WHAT TO PRODUCE =
Keep only those lines of the records that include the string "Jahresschlusskurs".

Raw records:
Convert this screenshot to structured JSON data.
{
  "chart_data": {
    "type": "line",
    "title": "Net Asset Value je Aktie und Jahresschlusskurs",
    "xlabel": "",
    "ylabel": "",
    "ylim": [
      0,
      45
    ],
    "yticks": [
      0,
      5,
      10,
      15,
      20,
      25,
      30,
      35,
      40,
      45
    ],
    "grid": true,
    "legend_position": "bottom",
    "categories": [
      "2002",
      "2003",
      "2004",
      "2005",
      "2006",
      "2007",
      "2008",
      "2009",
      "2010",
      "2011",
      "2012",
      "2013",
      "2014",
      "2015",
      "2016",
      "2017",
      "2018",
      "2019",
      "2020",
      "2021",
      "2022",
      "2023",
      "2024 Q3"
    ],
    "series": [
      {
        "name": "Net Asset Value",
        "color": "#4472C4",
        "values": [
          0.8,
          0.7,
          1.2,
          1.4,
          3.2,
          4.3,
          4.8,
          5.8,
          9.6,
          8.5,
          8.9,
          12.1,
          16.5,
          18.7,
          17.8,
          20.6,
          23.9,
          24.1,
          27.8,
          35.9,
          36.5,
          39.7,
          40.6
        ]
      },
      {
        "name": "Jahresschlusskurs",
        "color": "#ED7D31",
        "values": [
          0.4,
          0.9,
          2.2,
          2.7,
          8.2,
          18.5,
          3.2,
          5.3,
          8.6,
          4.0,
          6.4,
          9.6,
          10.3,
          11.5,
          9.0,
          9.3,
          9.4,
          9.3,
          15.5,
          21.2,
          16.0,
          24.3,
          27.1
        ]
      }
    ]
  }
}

EXERCISE OUTPUT =
    "title": "Net Asset Value je Aktie und Jahresschlusskurs",
        "name": "Jahresschlusskurs",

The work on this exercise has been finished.